▶ [Source excerpt]
** START **
All of this allows us to keep response times very low – on average 6ms and in the 99th percentile between 10-20ms:
Last Thursday however, our fast response times quickly deteriorated:
And consequently we were only able to serve 1/6th of the requests from our clients:
While this alone was bad enough, less than an hour later we saw the same slow down in response times, but this time with more serious impact on our application: it was no longer able to communicate with Redis properly and was throwing exceptions in the process. This effectively took our ad server offline:
Once we saw that we were down, we were able to restore access within 15 minutes by spinning up new EC2 instances of our ad servers and Redis instance. The data stored in Redis is quickly restored from our primary MySQL database. In this way we keep loss of state to a minimum: just the changes on Redis that haven’t been pulled back into MySQL.
So what was it that caused our response times to slow down, and what caused the ad servers to lose their connection with Redis?
In the Redis logs, during the initial slowdown we saw this:
 31 May 02:16:14.084 * Asynchronous AOF fsync is taking too long (disk is busy?). Writing the AOF buffer without waiting
We have Redis configured using AOF (Append-Only Files) because we were concerned about the durability of the data stored there. The Redis docs contain a great overview of Redis persistence models but in summary by using AOF you can keep data loss to a minimum (by default you would lose up to 1 seconds worth of data). When the fsync of the AOF file takes too long, Redis will compensate by slowing down to ensure data is not lost.
** END **
▶ [Exercise objective]
Please output the part of the Redis outage write-up starting at "In the Redis" and ending at "is not lost.", copied word for word. The listing that follows the Redis outage write-up isn't needed for anything here.

▶ [Recorded information]
** START **
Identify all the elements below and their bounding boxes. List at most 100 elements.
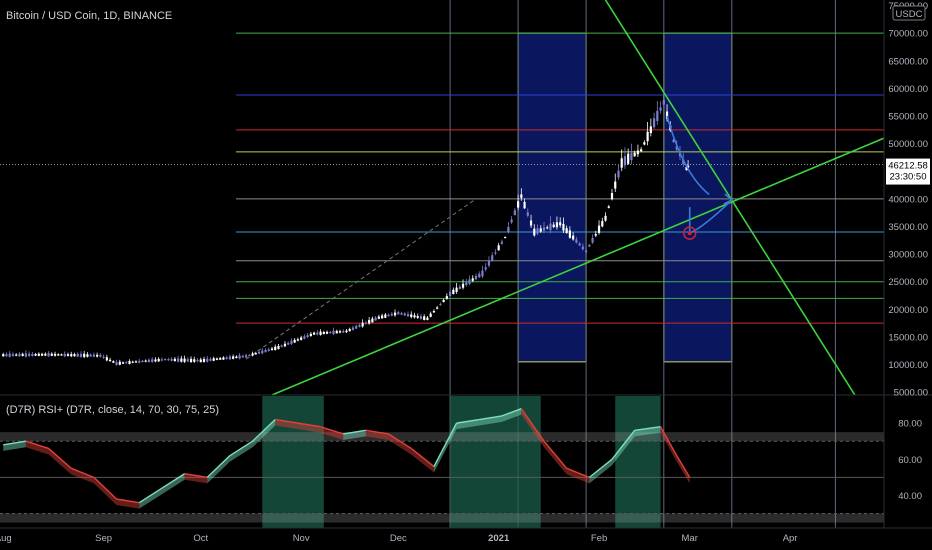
** END **
▶ [Result]
In the Redis logs, during the initial slowdown we saw this:
 31 May 02:16:14.084 * Asynchronous AOF fsync is taking too long (disk is busy?). Writing the AOF buffer without waiting
We have Redis configured using AOF (Append-Only Files) because we were concerned about the durability of the data stored there. The Redis docs contain a great overview of Redis persistence models but in summary by using AOF you can keep data loss to a minimum (by default you would lose up to 1 seconds worth of data). When the fsync of the AOF file takes too long, Redis will compensate by slowing down to ensure data is not lost.